Tasks and exercises:
(a) Translate this sentence from the WoodTick lathe tools thread below into Spanish: "They are a joy to use compared to regular steel and the one commercial carbide tool I have."
(b) Continue the WoodTick lathe tools thread below, picking up right after its final post.

# WoodTick Lathe Tools



## bluedot (Mar 14, 2014)

Not sure if this is the right place but here are two tools that I purchased from Greg. I put Oak handles on them and can only say good things about the quality and performance. The only trouble I have with them is I can not get a good finish on the handles because I end up using them before the finish is dry. LOL.

Reactions: Like 7


----------



## Schroedc (Mar 14, 2014)

I'm assuming you are showing off those wonderful tools and the nice handles and they are not for sale? I can't imagine parting with a set. Looking good! Might want to have moved to turners finished projects or one of the tool areas :)

I would also look at adding a copper or bronze or steel ferrule to the end where the bar goes in to provide additional strength from splitting! a hard catch or a whoops and you'd have a split handle and a tool flying.

Reactions: Thank You! 1 | Agree 2


----------



## TimR (Mar 14, 2014)

Nice work, but Colin is right on with needing a ferrule to reinforce the handle from splitting. Not sure what diameters are on yours but you can use copper couplings cut in half.

Reactions: Thank You! 1 | Agree 1


----------



## hobbit-hut (Mar 14, 2014)

Nice tools Dan, makes you feel good and confident when at the lathe.

Reactions: Thank You! 1


----------



## woodtickgreg (Mar 15, 2014)

Thanks for posting the tools handled, I enjoy seeing what you guys do for handles. Nice work, and I agree with the point that they should have a ferrule for strength. Now that you have them handled, how do you like them?


----------



## bluedot (Mar 16, 2014)

They are a joy to use compared to regular steel and the one commercial carbide tool I have. I like the finish they produce without having to sharpen them. Just makes more time for turning.

Reactions: Agree 1


----------



## SDB777 (Mar 16, 2014)

Nice!

What kind of diameter and length are we looking at here?
I ask because I too just received a WTT rounder carbide. Unfortunately, I seem to have a 'problem'.....I don't have any stock, in stock, for making a handle at this time. Sort of strange for a fella with logs and a sawmill? Not really, I hate boring timber and I don't have any! Guess I need to find something....




Scott (nothing straight here) B


----------



## Blueglass (Mar 16, 2014)

Why does it have to be boring? Could be straight grained with great color right? Say hedge?

Reactions: Agree 1


----------



## JR Custom Calls (Mar 16, 2014)

Ooooh.. burnt hedge handle. You just gave me an idea for the handle for my detailer that I've yet to purchase. Got plenty of hedge to make one!

Records supplied:
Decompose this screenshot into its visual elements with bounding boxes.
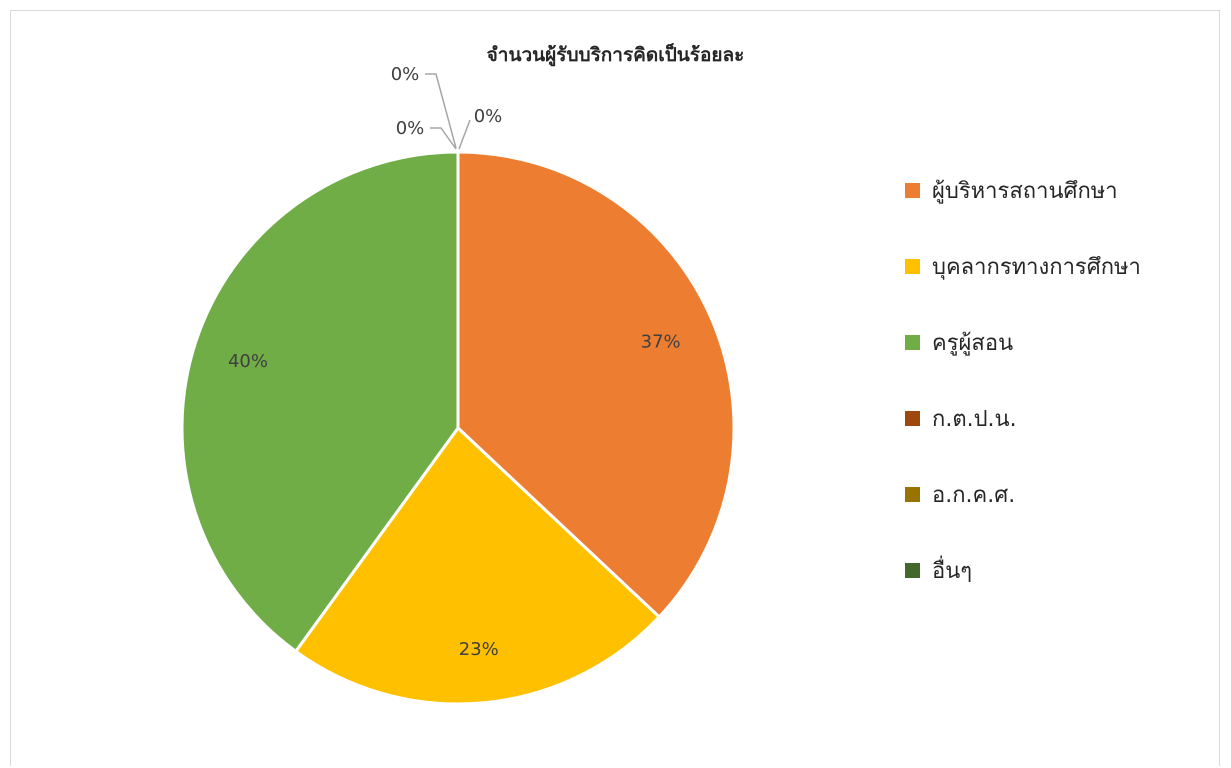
* * *
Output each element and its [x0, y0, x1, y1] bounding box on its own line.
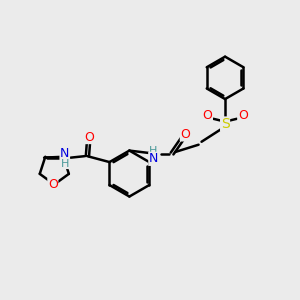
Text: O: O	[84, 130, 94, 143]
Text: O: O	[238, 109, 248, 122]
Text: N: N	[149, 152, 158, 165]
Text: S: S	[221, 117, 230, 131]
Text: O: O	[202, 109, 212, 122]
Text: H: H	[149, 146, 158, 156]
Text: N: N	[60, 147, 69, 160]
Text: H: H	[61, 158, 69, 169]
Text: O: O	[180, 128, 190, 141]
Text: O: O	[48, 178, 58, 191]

Responses to the exercise:
(a) Son un placer de usar en comparación con el acero común y con la única herramienta comercial de carburo que tengo.

(b)
Reactions: Like 1


----------



## woodtickgreg (Mar 16, 2014)

SDB777 said:


> Nice!
> 
> What kind of diameter and length are we looking at here?


Well their really is no set size, it kinda comes down to what size and shape the user prefers. I like my handles a little on the thick and heavy side, others may like theirs thinner, everyone is different. I like extra length on my tools as well for leverage and control. Any hardwood will make a good handle. 1 1/2" x 1 1/2" or 2 x 2 square is a good start for mid size tools, length ? 12" and up, I like mine longer. Like I said, it's an individuals preference.


----------



## SDB777 (Mar 16, 2014)

Guess it wouldn't have to be boring, but I'd prefer straight grained.....thinking that crotch wood wouldn't be too good of an idea.



Scott (I need some Osage Orange now) B


----------



## woodtickgreg (Mar 16, 2014)

I kinda like straight grained ish for handles, just for strength.

Reactions: Agree 3


----------



## bluedot (Mar 16, 2014)

The handle on the round tool is 8 1/2" long and 1 1/8" at the ends. The handle on the other is the same diameter except it is 10" long. I used oak for strength.
I am trying to decide on a ferrule or a wire wrap. Depends on what material I can find that I like.


----------



## SDB777 (Mar 16, 2014)

I noticed that HomeDepot has 1 or 1-1/2 inch couplers. I guess they might have actual 'pipe' in that size, but you probably would have to get 24" of it.....but that might be a good thing(you'll need to get more carbides!)



Scott (like to see a wire wrapped though) B


----------



## woodtickgreg (Mar 16, 2014)

I just used the couplers at first and cut them in half and debured them. A short length of pipe would yield a lot of ferrules. I use the 1" on my tools, plenty strong.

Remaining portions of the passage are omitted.